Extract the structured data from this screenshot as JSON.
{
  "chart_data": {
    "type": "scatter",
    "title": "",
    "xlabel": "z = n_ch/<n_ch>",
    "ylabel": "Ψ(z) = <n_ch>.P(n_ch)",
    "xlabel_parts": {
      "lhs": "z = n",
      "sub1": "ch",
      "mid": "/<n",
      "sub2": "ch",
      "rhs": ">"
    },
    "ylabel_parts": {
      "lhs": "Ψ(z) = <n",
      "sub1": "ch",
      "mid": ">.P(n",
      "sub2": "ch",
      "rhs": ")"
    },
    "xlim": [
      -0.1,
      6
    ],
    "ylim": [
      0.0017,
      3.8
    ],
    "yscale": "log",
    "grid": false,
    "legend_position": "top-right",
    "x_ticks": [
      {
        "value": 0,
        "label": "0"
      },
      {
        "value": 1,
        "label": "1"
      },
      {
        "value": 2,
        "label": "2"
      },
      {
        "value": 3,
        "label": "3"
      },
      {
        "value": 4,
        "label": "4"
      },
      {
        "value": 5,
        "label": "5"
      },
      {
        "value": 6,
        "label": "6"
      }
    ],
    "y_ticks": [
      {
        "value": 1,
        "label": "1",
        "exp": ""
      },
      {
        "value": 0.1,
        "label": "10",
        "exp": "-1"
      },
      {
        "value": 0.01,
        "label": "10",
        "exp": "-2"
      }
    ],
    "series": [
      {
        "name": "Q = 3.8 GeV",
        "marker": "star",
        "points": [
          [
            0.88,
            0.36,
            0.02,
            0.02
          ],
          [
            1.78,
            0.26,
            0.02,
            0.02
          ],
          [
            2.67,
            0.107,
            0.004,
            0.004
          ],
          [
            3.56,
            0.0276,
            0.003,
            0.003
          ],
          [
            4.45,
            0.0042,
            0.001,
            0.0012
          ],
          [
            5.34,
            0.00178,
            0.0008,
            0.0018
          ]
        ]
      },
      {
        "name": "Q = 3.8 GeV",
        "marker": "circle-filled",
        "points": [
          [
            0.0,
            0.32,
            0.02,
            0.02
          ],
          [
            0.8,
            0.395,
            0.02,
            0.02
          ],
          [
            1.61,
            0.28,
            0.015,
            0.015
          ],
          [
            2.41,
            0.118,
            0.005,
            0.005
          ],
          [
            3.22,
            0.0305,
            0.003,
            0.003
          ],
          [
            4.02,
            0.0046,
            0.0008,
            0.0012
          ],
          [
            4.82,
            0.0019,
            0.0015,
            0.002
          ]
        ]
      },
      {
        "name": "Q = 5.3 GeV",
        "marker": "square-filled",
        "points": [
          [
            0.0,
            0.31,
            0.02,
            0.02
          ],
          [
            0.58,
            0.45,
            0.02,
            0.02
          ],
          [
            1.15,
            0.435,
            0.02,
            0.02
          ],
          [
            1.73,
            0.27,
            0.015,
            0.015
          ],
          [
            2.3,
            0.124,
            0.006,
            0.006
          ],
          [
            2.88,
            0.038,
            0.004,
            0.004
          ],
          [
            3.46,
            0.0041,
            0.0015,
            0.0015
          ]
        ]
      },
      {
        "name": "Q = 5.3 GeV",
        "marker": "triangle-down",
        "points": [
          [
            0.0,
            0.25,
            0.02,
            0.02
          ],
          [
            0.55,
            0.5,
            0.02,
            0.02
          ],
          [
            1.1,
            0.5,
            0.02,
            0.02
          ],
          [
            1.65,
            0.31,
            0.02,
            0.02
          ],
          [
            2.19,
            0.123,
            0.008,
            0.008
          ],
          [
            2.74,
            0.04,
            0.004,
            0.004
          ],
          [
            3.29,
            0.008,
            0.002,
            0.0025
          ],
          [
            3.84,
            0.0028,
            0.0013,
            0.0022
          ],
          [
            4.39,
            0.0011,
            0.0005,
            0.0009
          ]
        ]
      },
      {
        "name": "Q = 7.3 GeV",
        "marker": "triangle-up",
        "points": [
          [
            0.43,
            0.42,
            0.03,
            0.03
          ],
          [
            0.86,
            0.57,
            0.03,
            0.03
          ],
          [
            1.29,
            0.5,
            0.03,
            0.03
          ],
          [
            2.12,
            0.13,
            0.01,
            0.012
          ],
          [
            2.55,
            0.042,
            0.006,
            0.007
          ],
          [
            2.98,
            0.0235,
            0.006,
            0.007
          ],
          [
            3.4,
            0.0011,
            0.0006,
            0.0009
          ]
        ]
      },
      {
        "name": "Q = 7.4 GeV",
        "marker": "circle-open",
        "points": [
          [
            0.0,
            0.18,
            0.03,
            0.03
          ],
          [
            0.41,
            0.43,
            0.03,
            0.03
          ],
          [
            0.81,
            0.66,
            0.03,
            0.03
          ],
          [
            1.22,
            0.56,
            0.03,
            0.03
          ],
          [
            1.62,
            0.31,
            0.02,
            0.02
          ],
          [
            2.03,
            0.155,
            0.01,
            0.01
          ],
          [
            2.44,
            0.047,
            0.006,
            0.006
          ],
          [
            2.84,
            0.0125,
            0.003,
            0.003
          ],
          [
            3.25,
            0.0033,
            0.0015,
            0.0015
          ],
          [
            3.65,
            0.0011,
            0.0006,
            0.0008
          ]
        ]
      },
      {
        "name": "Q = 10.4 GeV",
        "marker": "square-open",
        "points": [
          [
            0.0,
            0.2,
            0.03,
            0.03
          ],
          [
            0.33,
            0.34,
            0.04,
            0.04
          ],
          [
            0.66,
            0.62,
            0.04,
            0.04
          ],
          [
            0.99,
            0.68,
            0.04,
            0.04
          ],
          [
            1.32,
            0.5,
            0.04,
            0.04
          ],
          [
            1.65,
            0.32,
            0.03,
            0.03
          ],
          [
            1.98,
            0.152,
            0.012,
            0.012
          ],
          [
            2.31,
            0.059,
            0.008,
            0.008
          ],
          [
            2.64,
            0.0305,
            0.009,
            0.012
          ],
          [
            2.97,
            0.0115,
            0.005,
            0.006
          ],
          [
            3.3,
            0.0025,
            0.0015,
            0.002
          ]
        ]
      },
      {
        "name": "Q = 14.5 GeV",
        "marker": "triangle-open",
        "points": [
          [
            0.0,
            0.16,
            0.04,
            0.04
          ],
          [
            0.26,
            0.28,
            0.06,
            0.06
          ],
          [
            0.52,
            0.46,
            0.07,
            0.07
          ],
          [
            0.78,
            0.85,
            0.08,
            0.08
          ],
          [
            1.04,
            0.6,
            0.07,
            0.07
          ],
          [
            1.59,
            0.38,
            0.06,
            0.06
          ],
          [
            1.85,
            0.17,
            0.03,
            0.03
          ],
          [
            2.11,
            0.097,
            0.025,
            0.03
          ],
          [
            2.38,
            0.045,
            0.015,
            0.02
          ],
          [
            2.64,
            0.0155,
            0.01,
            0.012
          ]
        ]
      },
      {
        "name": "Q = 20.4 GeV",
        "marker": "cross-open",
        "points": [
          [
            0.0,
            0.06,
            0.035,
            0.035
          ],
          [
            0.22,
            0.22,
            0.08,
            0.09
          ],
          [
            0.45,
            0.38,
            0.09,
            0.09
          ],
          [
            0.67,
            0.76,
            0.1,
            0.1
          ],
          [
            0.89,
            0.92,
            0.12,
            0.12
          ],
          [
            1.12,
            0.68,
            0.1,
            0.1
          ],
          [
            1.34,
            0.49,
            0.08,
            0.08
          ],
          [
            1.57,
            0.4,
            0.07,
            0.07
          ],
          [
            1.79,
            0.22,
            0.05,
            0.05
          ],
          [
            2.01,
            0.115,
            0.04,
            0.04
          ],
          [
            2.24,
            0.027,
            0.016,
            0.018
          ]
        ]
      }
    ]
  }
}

- - -

#### Set task:
Which lines above hold the word "open"? Copy each of them.

#### Solved exercise:
        "marker": "circle-open",
        "marker": "square-open",
        "marker": "triangle-open",
        "marker": "cross-open",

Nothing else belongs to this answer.